#### Seçilmiş Bölüm

Emsal Mahkeme Kararı İstanbul Bölge Adliye Mahkemesi 40. Hukuk Dairesi 2019/412 E. 2019/709 K. 16.12.2019 T.

Görüntülediğiniz mahkeme kararı kesinleşmiş bir karardır.

T.C.
İSTANBUL
BÖLGE ADLİYE MAHKEMESİ
40. HUKUK DAİRESİ
TÜRK MİLLETİ ADINA
BÖLGE ADLİYE MAHKEMESİ KARARI
DOSYA NO : 2019/412
KARAR NO : 2019/709
İNCELENEN KARARIN
MAHKEMESİ: İSTANBUL 5. ASLİYE TİCARET MAHKEMESİ
TARİHİ : 19/09/2017
NUMARASI : 2016/626 Esas – 2017/675 Karar
DAVANIN KONUSU: Tazminat (Ölüm Sebebiyle Açılan)

########
#### Ham Veriler

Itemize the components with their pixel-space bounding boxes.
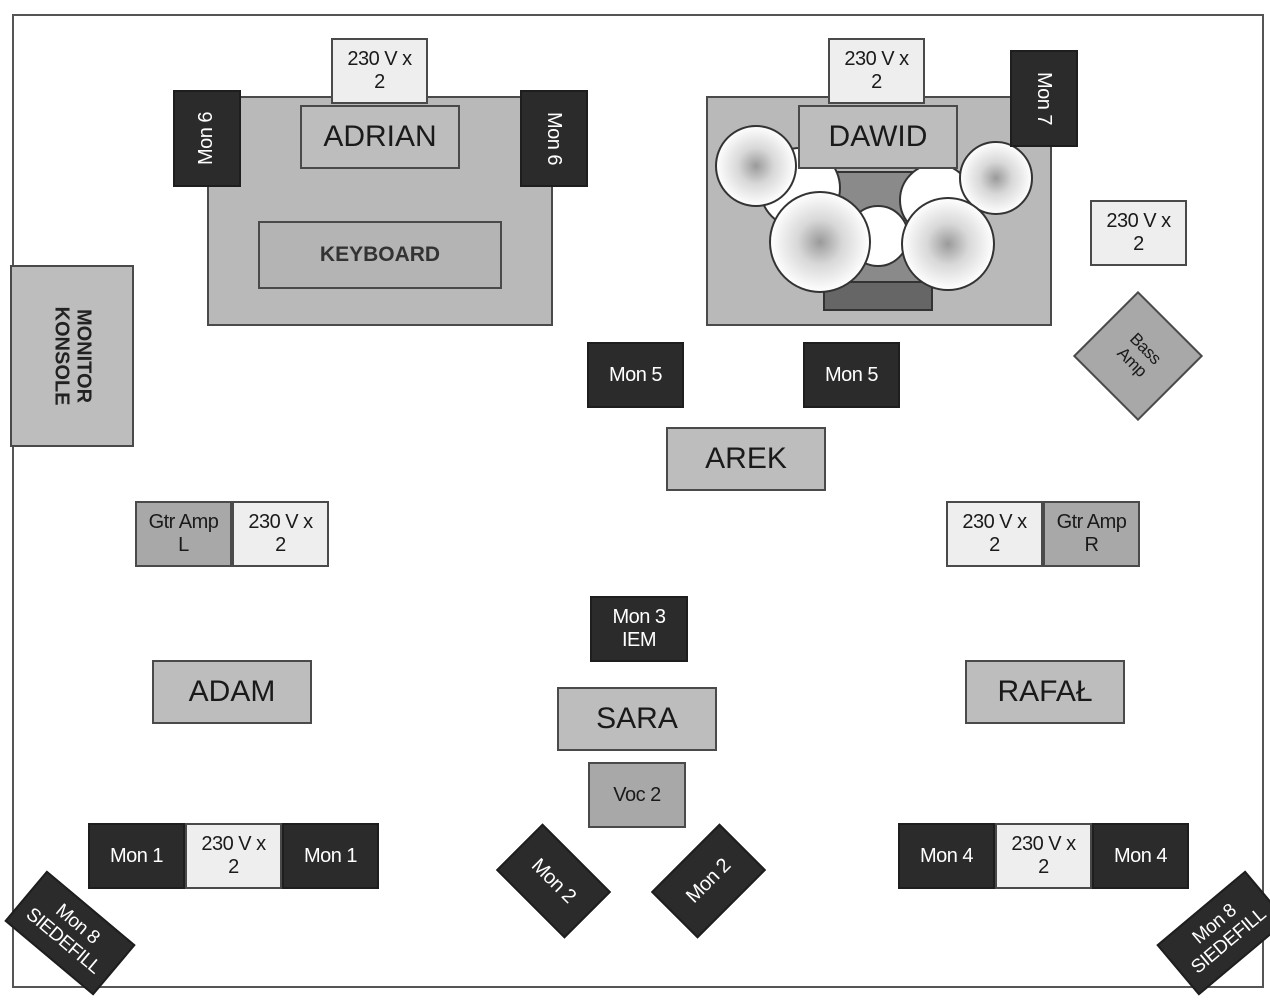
person-dawid: DAWID <box>798 105 958 169</box>
person-arek: AREK <box>666 427 826 491</box>
monitor-4-right: Mon 4 <box>1092 823 1189 889</box>
power-outlet-guitar-left: 230 V x 2 <box>232 501 329 567</box>
person-sara: SARA <box>557 687 717 751</box>
drum-kit-icon <box>715 125 1033 311</box>
monitor-konsole: MONITOR KONSOLE <box>10 265 134 447</box>
stage-outline <box>12 14 1264 988</box>
person-rafal: RAFAŁ <box>965 660 1125 724</box>
keyboard: KEYBOARD <box>258 221 502 289</box>
vocal-2-mic: Voc 2 <box>588 762 686 828</box>
power-outlet-bass: 230 V x 2 <box>1090 200 1187 266</box>
power-outlet-front-right: 230 V x 2 <box>995 823 1092 889</box>
power-outlet-front-left: 230 V x 2 <box>185 823 282 889</box>
monitor-5-left: Mon 5 <box>587 342 684 408</box>
monitor-1-right: Mon 1 <box>282 823 379 889</box>
person-adam: ADAM <box>152 660 312 724</box>
power-outlet-dawid: 230 V x 2 <box>828 38 925 104</box>
monitor-6-left: Mon 6 <box>173 90 241 187</box>
monitor-1-left: Mon 1 <box>88 823 185 889</box>
power-outlet-adrian: 230 V x 2 <box>331 38 428 104</box>
guitar-amp-left: Gtr Amp L <box>135 501 232 567</box>
person-adrian: ADRIAN <box>300 105 460 169</box>
power-outlet-guitar-right: 230 V x 2 <box>946 501 1043 567</box>
monitor-4-left: Mon 4 <box>898 823 995 889</box>
monitor-3-iem: Mon 3 IEM <box>590 596 688 662</box>
monitor-5-right: Mon 5 <box>803 342 900 408</box>
monitor-7: Mon 7 <box>1010 50 1078 147</box>
guitar-amp-right: Gtr Amp R <box>1043 501 1140 567</box>
monitor-6-right: Mon 6 <box>520 90 588 187</box>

########

> Yapılacak İşler
1) Mahkeme kararı metnine göre incelenen kararı hangi mahkeme vermiştir?
2) Mahkeme kararı metnini kaldığı yerden sürdürünüz.

> Görev Sonuçları
1) İstanbul 5. Asliye Ticaret Mahkemesi

2)
KARAR TARİHİ : 16/12/2019
Taraflar arasında görülen davada verilen ve yukarıda tarih numarası gösterilen karara karşı istinaf kanun yoluna başvurulmakla; re’sen dikkate alınabilecek hususlar ayrık olmak üzere istinaf talep ve gerekçeleri ile tarafların ilk derece mahkemesinde ileri sürdükleri iddia ve savunmalar esas alınmak sureti ile dosya incelendi;
GEREĞİ DÜŞÜNÜLDÜ : Davacılar vekili dava dilekçesinde özetle; müvekkilleri …’ın ve …’ın annesi ve desteği olan …’ın içerisinde yolcu olarak bulunduğu … plaka sayılı araç sürücüsünün direksiyon hakimiyetini kaybetmesi neticesinde 01.08.2015 tarihinde meydana gelen tek taraflı trafik kazasında hayatını kaybettiğini, kazaya sebebiyet veren aracın davalı … Şirketine … numaralı Zorunlu Mali Sorumluluk (trafik) sigorta poliçesi ile kaza tarihinde sigortalı bulunduğunu belirterek destekten yoksun kalma tazminatı talebinde bulunmuştur.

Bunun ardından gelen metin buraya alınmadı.